» Aim: Leave the pictures out. Return all other data exactly.

» Extracted material:
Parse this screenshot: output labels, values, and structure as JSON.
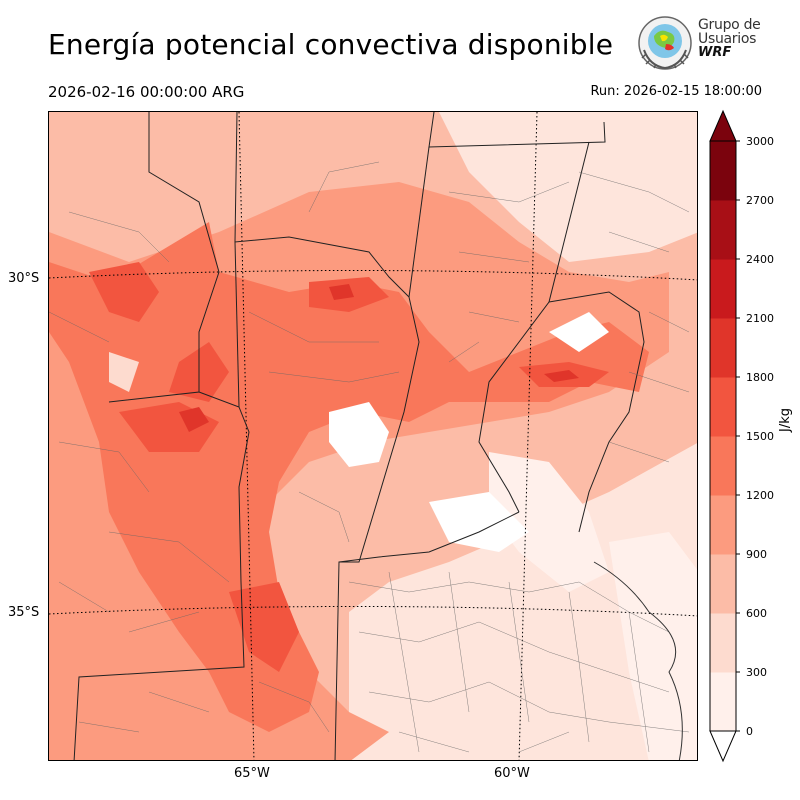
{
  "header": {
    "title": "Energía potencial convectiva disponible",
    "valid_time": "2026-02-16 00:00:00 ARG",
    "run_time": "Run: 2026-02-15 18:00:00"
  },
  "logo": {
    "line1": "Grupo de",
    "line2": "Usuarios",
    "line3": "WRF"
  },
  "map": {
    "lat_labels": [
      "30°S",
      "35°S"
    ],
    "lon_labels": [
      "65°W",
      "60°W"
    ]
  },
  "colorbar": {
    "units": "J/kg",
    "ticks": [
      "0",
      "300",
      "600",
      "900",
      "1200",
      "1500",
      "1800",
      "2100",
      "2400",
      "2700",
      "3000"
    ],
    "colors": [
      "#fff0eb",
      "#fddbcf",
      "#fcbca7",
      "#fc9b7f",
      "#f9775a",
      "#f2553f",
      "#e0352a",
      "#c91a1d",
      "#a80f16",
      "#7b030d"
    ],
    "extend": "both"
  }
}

» Expected answer:
Parse this screenshot: output labels, values, and structure as JSON.
{
  "header": {
    "title": "Energía potencial convectiva disponible",
    "valid_time": "2026-02-16 00:00:00 ARG",
    "run_time": "Run: 2026-02-15 18:00:00"
  },
  "logo": {
    "line1": "Grupo de",
    "line2": "Usuarios",
    "line3": "WRF"
  },
  "map": {
    "lat_labels": [
      "30°S",
      "35°S"
    ],
    "lon_labels": [
      "65°W",
      "60°W"
    ]
  },
  "colorbar": {
    "units": "J/kg",
    "ticks": [
      "0",
      "300",
      "600",
      "900",
      "1200",
      "1500",
      "1800",
      "2100",
      "2400",
      "2700",
      "3000"
    ],
    "colors": [
      "#fff0eb",
      "#fddbcf",
      "#fcbca7",
      "#fc9b7f",
      "#f9775a",
      "#f2553f",
      "#e0352a",
      "#c91a1d",
      "#a80f16",
      "#7b030d"
    ],
    "extend": "both"
  }
}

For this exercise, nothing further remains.